-- PROBLEM DESCRIPTION --
Below is a listing. Gather each line of it that contains "Synagogue".
---------- ENTRIES ----------
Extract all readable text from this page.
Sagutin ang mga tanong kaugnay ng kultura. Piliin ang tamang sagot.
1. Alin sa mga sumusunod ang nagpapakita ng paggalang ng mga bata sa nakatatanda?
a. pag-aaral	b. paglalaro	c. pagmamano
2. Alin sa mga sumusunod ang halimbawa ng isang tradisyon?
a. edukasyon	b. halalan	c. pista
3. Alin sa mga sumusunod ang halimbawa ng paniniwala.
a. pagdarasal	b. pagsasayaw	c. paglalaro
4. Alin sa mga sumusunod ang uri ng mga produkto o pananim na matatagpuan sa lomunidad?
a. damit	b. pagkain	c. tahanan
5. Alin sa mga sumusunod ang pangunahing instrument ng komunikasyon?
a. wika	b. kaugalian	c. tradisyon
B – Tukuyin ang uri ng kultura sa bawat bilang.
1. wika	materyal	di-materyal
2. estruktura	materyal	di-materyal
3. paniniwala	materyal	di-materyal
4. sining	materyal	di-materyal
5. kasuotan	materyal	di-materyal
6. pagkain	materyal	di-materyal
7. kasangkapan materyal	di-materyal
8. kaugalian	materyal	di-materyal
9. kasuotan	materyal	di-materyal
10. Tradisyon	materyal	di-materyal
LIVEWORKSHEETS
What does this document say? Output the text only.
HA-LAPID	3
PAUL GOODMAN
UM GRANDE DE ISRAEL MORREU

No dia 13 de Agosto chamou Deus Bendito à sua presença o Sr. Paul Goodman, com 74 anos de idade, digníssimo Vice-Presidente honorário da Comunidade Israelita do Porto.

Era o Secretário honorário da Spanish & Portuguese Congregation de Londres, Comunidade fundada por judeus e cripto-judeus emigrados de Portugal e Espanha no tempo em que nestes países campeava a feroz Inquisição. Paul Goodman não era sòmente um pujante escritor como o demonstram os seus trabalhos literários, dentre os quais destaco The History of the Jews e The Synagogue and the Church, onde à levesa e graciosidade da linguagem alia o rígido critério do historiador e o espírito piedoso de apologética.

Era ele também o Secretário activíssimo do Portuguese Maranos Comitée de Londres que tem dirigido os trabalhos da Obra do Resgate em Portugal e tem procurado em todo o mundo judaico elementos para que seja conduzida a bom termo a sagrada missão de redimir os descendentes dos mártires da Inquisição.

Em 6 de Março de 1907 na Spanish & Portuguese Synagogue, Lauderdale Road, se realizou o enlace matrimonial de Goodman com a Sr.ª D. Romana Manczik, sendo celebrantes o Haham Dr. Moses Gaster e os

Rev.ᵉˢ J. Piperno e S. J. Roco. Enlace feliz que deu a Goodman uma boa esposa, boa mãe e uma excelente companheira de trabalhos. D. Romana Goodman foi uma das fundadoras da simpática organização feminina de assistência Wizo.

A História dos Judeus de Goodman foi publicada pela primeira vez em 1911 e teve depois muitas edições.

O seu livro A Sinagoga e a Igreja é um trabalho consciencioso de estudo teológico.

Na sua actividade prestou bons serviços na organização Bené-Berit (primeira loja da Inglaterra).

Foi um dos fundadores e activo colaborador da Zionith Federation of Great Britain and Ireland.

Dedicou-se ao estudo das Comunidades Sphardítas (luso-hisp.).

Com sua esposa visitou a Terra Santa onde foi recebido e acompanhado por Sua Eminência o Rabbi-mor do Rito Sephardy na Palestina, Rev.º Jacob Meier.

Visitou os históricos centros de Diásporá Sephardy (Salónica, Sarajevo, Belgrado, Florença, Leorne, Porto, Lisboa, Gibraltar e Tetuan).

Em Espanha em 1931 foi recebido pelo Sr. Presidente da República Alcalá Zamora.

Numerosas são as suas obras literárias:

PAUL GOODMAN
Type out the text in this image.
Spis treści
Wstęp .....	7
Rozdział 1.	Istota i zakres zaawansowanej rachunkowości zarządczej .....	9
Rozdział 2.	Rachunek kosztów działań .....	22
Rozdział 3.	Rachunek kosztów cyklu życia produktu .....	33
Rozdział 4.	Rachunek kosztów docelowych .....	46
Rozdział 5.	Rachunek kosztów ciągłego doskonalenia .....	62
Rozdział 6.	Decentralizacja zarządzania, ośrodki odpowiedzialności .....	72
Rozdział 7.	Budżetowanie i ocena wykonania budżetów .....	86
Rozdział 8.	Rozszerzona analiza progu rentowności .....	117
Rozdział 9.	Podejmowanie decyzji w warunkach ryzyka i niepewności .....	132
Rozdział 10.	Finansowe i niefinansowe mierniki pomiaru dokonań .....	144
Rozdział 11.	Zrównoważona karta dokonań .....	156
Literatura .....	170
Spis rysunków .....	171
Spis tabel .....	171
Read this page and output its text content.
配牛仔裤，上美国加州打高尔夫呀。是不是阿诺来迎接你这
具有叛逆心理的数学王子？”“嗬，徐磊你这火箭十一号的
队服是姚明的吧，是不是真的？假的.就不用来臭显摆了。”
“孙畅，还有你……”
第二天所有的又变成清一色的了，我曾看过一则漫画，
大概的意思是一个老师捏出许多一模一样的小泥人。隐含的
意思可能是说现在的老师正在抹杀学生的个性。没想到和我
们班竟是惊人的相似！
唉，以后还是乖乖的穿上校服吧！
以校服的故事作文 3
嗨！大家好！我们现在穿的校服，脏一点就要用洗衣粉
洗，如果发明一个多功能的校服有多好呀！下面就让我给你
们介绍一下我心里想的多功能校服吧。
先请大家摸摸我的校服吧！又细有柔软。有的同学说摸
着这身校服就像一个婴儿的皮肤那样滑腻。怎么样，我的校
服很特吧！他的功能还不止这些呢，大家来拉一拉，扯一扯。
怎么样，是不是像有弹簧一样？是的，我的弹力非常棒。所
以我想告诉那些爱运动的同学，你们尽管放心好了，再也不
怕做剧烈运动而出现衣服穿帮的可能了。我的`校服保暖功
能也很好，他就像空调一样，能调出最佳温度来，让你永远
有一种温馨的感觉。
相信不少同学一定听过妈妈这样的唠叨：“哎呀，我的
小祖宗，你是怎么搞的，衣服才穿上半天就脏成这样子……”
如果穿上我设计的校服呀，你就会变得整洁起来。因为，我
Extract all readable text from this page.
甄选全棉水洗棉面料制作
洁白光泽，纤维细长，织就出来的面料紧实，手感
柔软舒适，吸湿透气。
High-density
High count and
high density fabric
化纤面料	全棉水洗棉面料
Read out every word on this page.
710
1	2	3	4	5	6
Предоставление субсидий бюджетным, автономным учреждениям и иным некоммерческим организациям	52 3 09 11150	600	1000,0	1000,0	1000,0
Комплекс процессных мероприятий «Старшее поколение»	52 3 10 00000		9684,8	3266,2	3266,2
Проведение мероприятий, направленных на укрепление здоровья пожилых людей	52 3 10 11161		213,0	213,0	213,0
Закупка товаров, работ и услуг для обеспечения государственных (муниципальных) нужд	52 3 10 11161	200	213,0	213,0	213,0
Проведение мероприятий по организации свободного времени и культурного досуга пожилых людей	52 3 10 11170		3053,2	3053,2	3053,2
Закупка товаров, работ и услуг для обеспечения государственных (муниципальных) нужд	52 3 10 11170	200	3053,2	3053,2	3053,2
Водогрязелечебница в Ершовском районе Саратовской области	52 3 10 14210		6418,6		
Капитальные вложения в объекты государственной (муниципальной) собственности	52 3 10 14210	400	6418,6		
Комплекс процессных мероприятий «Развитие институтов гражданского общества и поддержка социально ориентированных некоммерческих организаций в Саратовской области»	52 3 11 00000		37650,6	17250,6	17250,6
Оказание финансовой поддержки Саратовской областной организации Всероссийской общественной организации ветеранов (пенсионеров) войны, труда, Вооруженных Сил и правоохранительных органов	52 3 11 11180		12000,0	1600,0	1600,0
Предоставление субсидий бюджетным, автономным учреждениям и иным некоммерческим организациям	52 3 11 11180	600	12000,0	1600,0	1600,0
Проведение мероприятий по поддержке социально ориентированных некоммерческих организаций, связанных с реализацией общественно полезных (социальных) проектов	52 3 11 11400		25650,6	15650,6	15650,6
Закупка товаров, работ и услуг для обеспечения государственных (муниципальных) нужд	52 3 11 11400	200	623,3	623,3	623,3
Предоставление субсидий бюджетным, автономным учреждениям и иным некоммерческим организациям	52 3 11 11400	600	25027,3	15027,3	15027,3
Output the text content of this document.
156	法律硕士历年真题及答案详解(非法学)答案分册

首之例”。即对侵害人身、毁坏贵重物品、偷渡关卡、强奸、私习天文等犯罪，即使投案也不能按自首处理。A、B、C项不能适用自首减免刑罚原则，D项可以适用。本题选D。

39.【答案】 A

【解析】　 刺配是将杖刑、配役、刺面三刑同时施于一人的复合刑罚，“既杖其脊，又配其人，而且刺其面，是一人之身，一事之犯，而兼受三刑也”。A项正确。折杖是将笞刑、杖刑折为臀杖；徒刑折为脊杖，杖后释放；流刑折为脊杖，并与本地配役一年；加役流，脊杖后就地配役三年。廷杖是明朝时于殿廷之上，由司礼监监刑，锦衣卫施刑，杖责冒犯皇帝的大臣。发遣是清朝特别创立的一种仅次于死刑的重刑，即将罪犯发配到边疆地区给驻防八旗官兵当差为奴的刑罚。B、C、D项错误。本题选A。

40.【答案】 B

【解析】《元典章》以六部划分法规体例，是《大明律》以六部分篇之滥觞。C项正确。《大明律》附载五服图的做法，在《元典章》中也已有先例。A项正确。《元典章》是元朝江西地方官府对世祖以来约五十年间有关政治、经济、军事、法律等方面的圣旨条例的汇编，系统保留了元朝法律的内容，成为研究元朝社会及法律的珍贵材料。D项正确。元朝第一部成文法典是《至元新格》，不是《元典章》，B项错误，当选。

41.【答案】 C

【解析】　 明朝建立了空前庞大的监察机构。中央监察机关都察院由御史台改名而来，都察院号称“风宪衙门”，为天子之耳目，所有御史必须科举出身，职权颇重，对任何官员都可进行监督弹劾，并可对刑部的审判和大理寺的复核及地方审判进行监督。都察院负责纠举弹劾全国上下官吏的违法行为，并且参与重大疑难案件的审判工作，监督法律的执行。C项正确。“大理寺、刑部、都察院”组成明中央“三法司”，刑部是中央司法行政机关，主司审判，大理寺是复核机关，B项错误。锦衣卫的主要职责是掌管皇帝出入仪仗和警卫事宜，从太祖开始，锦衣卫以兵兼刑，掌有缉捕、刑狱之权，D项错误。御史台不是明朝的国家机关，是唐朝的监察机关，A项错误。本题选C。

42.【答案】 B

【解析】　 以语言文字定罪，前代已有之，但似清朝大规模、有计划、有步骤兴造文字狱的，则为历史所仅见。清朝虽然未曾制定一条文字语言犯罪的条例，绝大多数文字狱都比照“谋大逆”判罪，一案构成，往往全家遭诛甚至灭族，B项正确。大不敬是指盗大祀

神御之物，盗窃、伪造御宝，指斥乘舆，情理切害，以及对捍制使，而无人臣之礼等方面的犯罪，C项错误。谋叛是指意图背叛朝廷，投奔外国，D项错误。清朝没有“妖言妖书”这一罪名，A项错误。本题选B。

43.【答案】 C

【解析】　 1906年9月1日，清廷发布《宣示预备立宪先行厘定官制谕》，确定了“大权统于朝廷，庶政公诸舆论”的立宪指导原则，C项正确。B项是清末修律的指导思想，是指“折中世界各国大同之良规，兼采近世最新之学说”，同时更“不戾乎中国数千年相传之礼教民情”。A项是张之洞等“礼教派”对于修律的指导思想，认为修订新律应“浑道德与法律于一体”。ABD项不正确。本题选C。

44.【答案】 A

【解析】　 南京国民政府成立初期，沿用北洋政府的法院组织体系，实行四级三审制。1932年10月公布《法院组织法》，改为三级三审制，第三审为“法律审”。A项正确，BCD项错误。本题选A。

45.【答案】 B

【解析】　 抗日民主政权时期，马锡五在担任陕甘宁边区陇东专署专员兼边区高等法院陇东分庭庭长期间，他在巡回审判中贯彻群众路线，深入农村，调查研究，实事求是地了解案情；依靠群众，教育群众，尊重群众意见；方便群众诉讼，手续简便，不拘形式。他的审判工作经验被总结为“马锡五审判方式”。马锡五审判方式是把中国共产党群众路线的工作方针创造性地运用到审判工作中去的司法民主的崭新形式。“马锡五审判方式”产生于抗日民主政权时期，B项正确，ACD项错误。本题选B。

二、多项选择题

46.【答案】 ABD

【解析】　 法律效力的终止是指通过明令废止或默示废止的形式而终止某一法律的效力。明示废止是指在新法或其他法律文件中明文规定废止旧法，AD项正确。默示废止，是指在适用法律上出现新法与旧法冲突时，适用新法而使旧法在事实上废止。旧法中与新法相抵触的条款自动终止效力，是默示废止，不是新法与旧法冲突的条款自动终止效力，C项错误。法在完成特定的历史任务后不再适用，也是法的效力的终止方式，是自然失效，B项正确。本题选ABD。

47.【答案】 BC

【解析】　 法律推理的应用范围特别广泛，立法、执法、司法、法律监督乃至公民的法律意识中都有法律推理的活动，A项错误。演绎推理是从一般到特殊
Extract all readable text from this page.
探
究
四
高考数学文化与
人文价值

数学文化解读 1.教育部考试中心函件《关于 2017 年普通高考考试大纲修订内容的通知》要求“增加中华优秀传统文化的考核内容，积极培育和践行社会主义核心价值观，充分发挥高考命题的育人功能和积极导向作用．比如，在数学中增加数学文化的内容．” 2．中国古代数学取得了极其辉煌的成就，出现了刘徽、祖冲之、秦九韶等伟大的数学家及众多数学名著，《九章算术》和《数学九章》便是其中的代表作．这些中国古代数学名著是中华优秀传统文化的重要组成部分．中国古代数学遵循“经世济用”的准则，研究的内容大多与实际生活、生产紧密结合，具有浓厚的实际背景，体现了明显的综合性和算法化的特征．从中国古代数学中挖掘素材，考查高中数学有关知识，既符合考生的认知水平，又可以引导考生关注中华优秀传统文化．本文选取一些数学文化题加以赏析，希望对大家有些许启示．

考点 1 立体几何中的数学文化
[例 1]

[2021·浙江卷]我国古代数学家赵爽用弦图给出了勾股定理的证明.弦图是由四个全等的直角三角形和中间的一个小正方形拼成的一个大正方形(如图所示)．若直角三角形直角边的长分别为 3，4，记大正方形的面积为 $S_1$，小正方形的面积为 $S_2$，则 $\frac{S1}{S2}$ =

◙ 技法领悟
----------
-- THE ANSWER --
Era o Secretário honorário da Spanish & Portuguese Congregation de Londres, Comunidade fundada por judeus e cripto-judeus emigrados de Portugal e Espanha no tempo em que nestes países campeava a feroz Inquisição. Paul Goodman não era sòmente um pujante escritor como o demonstram os seus trabalhos literários, dentre os quais destaco The History of the Jews e The Synagogue and the Church, onde à levesa e graciosidade da linguagem alia o rígido critério do historiador e o espírito piedoso de apologética.
Em 6 de Março de 1907 na Spanish & Portuguese Synagogue, Lauderdale Road, se realizou o enlace matrimonial de Goodman com a Sr.ª D. Romana Manczik, sendo celebrantes o Haham Dr. Moses Gaster e os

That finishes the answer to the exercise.